Records from a collection
+---+
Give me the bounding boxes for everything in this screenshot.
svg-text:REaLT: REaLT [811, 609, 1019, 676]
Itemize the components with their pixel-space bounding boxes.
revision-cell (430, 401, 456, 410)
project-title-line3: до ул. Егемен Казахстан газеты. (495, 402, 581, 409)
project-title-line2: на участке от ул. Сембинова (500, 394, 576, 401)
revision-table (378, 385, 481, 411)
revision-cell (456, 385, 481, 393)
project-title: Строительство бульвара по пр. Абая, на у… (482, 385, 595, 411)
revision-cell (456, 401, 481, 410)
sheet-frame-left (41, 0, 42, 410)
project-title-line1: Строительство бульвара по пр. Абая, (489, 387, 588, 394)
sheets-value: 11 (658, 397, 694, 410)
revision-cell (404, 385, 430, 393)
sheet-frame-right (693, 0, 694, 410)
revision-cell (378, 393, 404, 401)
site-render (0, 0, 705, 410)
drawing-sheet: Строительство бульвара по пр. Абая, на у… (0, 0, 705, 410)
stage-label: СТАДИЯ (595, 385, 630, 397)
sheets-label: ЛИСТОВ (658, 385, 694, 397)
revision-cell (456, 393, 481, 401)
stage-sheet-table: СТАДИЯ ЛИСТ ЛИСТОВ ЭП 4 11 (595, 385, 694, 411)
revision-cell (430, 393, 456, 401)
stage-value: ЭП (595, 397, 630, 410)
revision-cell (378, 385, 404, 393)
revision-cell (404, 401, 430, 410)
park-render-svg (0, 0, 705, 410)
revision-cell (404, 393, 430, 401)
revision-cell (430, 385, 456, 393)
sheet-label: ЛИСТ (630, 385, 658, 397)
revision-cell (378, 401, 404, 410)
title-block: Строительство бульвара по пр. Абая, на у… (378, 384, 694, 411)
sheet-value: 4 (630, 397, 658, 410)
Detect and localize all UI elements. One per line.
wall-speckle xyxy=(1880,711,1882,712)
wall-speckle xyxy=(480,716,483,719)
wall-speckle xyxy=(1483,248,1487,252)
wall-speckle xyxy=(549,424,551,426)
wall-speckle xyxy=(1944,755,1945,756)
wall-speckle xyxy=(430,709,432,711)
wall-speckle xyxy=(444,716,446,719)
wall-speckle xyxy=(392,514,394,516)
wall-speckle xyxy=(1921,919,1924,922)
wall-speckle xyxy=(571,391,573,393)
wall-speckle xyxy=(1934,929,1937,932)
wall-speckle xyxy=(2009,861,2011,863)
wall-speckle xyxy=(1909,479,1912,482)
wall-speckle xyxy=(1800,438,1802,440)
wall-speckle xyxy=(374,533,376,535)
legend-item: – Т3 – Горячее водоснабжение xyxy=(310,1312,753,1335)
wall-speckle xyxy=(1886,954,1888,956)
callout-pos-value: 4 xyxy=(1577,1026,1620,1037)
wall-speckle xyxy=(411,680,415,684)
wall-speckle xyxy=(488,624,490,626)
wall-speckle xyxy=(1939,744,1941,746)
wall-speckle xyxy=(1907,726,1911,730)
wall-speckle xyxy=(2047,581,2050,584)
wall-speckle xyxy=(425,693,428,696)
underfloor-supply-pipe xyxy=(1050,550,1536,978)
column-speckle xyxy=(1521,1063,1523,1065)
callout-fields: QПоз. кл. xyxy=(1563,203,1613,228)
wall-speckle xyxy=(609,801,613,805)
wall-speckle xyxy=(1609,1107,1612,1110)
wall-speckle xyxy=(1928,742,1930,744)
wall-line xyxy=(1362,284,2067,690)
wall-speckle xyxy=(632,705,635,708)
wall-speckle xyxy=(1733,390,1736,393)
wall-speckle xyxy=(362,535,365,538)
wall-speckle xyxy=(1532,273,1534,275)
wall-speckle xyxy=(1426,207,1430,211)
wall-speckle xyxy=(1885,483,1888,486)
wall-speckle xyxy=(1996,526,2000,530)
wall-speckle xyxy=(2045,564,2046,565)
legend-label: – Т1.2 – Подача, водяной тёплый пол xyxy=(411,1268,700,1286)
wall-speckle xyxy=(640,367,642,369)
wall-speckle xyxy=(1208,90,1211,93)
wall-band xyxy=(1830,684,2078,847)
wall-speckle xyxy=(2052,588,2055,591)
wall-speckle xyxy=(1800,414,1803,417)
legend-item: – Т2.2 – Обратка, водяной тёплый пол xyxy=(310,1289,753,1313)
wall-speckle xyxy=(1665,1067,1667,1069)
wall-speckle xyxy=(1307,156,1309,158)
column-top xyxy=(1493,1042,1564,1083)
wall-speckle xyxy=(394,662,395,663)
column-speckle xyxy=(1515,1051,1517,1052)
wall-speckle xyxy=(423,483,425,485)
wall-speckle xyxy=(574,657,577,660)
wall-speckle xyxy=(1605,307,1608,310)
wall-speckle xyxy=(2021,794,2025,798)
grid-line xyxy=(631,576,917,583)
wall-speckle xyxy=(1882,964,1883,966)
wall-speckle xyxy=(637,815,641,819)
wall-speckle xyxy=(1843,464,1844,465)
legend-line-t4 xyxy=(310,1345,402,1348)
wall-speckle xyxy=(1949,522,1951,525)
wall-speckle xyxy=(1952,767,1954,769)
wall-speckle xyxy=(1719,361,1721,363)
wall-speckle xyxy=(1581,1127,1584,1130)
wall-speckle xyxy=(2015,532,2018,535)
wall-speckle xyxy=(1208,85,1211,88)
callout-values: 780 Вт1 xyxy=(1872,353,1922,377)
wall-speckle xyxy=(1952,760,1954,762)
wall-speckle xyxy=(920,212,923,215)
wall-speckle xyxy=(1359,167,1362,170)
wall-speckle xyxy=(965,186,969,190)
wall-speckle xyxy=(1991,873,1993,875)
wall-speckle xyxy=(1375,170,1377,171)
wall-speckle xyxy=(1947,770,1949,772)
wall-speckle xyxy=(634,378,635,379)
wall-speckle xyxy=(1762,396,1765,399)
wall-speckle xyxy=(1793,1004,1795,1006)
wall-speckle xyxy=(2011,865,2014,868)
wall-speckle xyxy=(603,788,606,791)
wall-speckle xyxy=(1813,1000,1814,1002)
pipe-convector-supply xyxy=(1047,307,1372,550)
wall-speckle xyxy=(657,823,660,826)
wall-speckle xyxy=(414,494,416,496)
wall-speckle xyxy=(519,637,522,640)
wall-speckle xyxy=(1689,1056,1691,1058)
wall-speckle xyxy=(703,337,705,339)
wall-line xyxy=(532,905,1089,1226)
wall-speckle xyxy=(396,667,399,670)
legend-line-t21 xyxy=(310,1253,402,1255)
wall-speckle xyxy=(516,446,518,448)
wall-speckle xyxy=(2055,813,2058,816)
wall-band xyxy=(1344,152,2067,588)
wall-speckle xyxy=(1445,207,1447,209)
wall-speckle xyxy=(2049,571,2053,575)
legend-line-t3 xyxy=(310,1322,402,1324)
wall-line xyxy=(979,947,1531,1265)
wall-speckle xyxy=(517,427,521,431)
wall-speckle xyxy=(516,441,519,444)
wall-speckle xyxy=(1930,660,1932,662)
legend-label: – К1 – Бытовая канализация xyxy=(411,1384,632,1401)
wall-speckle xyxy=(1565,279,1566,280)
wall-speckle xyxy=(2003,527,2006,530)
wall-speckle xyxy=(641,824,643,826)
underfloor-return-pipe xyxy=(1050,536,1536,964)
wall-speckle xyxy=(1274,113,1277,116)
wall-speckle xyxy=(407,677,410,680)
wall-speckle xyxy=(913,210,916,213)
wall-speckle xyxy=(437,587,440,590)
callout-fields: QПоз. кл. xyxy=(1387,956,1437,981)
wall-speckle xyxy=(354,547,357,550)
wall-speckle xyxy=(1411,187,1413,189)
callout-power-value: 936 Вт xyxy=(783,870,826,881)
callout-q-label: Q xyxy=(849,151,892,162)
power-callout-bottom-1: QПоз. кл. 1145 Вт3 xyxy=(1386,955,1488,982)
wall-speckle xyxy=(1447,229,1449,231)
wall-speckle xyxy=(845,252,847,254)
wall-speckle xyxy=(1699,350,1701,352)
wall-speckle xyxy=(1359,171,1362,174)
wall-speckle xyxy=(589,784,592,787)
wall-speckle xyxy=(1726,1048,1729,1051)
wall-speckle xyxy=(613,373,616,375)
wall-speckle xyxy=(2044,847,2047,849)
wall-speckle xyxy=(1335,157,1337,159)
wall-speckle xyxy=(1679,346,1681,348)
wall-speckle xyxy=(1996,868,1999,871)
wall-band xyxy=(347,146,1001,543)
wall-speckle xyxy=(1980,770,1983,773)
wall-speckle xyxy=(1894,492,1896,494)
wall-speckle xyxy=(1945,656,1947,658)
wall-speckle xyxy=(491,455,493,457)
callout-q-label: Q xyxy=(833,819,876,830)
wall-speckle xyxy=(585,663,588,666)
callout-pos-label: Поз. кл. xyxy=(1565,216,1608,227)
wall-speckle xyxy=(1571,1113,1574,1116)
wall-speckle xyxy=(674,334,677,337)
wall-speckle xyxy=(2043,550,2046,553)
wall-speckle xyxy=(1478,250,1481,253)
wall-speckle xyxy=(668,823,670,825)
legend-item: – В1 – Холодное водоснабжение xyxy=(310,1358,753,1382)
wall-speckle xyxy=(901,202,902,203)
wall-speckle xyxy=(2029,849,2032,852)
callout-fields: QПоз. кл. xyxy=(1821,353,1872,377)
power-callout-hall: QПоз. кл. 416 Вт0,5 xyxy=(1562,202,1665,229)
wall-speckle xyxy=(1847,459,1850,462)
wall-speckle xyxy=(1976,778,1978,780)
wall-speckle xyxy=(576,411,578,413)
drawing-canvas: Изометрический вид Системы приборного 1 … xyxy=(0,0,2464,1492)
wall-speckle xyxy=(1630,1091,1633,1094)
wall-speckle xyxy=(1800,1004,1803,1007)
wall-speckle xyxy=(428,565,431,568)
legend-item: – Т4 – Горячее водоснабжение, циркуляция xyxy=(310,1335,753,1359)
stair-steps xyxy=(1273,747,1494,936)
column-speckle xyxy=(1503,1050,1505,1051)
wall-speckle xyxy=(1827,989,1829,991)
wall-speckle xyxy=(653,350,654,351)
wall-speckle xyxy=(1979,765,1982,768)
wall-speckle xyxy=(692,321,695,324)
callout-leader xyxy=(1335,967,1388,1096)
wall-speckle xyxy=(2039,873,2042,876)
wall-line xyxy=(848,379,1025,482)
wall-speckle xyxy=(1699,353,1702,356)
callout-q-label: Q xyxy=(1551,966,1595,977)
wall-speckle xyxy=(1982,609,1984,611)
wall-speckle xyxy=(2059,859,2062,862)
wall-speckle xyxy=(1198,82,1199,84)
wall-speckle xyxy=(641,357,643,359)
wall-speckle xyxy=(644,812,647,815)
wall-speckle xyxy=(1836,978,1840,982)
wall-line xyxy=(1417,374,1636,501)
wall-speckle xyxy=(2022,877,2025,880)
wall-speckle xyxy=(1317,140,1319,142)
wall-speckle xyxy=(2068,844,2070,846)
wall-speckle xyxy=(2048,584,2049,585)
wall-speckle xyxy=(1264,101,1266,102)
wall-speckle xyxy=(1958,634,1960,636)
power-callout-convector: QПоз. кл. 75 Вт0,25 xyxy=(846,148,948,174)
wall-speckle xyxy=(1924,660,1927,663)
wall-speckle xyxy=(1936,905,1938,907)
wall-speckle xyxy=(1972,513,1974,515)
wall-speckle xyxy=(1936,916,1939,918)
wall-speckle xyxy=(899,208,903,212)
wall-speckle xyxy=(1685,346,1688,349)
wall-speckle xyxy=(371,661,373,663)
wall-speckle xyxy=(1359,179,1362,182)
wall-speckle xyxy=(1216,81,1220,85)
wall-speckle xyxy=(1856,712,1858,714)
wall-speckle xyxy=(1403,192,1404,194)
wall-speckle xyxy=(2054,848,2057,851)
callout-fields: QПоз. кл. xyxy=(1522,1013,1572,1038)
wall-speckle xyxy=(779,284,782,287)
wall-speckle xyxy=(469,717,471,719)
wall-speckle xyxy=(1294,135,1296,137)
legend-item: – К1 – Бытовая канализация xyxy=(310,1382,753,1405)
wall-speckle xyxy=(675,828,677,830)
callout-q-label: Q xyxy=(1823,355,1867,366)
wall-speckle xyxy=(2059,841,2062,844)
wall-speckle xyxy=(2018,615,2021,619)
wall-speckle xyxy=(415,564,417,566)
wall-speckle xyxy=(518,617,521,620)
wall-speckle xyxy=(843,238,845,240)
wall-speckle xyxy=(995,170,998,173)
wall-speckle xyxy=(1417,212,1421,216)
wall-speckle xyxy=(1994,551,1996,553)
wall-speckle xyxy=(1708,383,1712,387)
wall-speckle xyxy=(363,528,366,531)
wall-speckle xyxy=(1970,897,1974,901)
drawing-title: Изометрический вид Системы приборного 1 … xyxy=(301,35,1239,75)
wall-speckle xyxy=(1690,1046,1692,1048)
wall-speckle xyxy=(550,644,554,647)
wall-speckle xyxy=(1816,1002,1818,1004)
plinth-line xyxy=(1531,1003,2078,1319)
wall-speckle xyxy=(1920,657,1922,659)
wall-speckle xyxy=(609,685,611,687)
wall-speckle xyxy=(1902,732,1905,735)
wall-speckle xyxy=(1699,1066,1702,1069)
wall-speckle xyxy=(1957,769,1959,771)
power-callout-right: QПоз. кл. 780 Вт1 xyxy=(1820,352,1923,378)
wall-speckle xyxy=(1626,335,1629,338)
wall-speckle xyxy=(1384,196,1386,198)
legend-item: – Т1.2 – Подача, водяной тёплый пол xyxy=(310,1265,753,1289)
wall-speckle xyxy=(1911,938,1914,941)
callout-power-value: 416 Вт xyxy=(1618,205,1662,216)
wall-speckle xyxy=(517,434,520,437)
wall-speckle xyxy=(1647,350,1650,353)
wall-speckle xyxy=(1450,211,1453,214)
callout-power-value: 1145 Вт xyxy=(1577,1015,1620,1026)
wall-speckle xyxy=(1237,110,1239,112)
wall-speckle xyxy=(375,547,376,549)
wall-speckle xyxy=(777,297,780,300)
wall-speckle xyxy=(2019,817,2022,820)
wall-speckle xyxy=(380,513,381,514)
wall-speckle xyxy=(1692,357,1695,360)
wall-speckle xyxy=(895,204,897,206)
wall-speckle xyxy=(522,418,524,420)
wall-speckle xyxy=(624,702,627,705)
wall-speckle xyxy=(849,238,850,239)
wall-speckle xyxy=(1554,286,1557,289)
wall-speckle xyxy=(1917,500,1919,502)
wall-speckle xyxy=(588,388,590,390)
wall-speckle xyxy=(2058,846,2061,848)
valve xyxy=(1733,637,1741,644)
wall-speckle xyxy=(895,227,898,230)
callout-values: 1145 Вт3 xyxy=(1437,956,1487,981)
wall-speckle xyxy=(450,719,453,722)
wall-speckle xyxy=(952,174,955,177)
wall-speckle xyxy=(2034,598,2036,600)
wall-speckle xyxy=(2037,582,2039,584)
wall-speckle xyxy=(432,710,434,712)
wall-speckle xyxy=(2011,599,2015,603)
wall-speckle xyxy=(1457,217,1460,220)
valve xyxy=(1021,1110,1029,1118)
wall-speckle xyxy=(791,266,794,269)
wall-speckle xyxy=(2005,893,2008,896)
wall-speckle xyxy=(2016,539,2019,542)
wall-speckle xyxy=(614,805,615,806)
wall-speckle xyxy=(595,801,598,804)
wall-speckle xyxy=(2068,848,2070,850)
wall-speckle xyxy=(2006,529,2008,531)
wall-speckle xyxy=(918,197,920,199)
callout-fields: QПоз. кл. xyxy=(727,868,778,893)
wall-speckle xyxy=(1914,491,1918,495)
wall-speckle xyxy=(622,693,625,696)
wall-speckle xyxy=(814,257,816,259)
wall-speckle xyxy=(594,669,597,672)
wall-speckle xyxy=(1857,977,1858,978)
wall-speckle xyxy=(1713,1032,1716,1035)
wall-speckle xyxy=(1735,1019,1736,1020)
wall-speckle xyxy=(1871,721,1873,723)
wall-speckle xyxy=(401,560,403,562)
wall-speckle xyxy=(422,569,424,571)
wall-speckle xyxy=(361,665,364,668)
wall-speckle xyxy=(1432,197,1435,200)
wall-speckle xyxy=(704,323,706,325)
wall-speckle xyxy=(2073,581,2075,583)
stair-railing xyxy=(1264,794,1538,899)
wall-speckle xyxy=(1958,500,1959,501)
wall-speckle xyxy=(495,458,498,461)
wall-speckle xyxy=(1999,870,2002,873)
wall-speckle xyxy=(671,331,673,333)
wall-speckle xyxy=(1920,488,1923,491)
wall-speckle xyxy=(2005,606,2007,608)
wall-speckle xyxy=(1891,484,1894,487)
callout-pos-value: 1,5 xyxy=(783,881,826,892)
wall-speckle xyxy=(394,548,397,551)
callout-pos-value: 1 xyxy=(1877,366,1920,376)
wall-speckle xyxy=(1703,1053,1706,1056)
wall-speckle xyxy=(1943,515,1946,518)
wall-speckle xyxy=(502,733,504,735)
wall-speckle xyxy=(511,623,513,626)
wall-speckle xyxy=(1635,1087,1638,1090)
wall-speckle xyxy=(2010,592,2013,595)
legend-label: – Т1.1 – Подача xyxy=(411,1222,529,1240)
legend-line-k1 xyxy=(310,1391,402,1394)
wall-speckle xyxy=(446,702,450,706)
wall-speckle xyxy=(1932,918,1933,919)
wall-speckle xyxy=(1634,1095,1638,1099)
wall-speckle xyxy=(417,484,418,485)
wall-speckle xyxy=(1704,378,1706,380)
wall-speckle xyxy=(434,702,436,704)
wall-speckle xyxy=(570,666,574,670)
+---+
**REQUIREMENTS:**
Can you format the data from its very first line through the line containing "sheets-value: 11 (658, 397, 694, 410)", both included, as a numbered list that skips any blank lines?

**WRITTEN RESPONSE:**
1. Give me the bounding boxes for everything in this screenshot.
2. svg-text:REaLT: REaLT [811, 609, 1019, 676]
3. Itemize the components with their pixel-space bounding boxes.
4. revision-cell (430, 401, 456, 410)
5. project-title-line3: до ул. Егемен Казахстан газеты. (495, 402, 581, 409)
6. project-title-line2: на участке от ул. Сембинова (500, 394, 576, 401)
7. revision-table (378, 385, 481, 411)
8. revision-cell (456, 385, 481, 393)
9. project-title: Строительство бульвара по пр. Абая, на у… (482, 385, 595, 411)
10. revision-cell (456, 401, 481, 410)
11. sheet-frame-left (41, 0, 42, 410)
12. project-title-line1: Строительство бульвара по пр. Абая, (489, 387, 588, 394)
13. sheets-value: 11 (658, 397, 694, 410)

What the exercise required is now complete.